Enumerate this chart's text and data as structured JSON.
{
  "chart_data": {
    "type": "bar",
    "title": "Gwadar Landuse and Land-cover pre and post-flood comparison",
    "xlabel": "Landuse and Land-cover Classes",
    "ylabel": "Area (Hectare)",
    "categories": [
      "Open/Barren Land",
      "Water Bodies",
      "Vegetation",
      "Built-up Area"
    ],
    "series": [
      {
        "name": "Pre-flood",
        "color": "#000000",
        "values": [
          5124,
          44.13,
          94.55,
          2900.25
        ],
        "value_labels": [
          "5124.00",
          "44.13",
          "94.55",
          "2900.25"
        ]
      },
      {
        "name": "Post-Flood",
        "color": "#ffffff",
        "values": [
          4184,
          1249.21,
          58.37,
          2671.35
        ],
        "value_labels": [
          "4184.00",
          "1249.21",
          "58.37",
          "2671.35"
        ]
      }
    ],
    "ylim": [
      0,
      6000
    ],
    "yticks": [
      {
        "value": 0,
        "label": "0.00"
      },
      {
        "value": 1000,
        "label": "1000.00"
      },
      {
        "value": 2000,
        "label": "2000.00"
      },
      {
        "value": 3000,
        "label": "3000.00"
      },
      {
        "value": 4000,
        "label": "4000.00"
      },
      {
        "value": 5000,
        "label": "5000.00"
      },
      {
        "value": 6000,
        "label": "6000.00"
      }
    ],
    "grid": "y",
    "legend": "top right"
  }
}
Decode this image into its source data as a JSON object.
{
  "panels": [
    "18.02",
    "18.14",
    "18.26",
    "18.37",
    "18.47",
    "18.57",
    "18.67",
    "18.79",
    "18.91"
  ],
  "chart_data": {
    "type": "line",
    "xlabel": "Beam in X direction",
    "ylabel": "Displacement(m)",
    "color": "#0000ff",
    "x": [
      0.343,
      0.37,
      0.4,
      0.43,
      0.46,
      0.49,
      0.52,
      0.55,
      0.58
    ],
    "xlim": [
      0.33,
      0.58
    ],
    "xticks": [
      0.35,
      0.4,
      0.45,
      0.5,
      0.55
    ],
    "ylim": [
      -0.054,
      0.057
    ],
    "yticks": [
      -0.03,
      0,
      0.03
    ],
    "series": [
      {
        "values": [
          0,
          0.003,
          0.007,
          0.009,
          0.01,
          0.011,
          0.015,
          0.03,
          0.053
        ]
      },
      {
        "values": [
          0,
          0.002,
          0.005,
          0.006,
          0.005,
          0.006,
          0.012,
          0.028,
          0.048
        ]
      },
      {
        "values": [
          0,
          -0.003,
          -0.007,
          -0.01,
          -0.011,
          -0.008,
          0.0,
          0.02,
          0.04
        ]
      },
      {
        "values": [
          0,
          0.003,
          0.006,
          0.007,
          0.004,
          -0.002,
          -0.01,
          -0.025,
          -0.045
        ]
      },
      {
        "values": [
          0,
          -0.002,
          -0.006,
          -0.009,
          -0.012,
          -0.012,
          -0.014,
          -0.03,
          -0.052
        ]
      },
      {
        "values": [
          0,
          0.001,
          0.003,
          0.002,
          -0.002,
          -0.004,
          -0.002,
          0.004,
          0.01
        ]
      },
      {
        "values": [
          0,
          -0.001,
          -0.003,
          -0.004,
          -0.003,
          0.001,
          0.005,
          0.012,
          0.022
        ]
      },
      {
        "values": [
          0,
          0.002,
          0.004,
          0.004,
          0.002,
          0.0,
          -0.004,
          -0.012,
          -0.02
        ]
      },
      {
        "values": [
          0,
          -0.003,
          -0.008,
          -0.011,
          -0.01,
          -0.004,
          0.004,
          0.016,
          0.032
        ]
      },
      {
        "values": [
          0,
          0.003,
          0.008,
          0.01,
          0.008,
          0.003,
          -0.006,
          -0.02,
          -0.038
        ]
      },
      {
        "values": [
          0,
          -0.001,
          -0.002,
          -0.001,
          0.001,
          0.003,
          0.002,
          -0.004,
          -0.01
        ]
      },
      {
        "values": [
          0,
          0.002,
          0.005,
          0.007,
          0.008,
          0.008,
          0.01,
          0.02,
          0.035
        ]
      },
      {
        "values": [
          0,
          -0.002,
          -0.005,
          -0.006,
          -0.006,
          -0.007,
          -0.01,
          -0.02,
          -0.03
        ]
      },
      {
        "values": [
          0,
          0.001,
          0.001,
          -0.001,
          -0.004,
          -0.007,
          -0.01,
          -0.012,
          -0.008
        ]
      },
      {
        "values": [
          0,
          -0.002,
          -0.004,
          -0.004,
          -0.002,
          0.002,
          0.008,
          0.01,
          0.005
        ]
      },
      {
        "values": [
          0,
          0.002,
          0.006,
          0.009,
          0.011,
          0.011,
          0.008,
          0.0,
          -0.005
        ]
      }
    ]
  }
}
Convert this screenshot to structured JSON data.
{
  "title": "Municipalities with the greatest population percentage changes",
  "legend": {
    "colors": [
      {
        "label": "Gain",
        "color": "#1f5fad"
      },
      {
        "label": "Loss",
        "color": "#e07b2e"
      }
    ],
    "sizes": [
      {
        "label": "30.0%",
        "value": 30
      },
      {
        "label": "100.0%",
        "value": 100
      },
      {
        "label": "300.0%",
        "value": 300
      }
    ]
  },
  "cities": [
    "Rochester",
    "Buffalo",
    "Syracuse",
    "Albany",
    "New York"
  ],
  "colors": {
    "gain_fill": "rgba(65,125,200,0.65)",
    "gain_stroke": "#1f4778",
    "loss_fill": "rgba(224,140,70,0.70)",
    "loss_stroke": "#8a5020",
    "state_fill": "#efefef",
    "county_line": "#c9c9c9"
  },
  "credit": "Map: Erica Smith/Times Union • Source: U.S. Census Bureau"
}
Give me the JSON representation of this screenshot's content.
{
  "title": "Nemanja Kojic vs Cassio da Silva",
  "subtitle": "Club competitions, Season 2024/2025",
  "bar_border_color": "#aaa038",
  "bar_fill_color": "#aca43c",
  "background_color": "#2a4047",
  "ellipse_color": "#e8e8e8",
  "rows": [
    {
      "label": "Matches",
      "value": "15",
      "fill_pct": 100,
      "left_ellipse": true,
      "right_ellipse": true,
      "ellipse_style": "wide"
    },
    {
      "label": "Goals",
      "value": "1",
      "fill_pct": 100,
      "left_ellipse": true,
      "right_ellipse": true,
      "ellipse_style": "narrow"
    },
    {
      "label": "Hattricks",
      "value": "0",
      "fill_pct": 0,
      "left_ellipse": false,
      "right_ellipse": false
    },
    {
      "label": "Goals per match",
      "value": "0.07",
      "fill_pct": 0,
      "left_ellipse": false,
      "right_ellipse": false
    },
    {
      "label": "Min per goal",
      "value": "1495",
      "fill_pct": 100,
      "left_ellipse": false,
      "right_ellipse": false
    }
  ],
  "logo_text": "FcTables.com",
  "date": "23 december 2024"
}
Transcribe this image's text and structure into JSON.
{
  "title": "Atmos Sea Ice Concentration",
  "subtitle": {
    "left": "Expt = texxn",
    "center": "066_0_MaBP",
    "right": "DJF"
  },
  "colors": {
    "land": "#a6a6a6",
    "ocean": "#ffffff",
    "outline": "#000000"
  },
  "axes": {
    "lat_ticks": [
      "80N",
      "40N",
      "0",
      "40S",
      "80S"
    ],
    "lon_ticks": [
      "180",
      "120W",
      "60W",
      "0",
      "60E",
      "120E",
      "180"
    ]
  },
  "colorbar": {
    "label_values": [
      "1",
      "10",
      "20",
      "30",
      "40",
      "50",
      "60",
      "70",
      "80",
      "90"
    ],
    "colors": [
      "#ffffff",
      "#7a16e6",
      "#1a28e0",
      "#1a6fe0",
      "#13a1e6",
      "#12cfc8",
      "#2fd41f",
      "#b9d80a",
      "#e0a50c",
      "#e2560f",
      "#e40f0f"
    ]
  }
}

----------------------------------------

Scan the material above. Copy each line that holds the word "subtitle".

- TASK RESULT:
  "subtitle": "Club competitions, Season 2024/2025",
  "subtitle": {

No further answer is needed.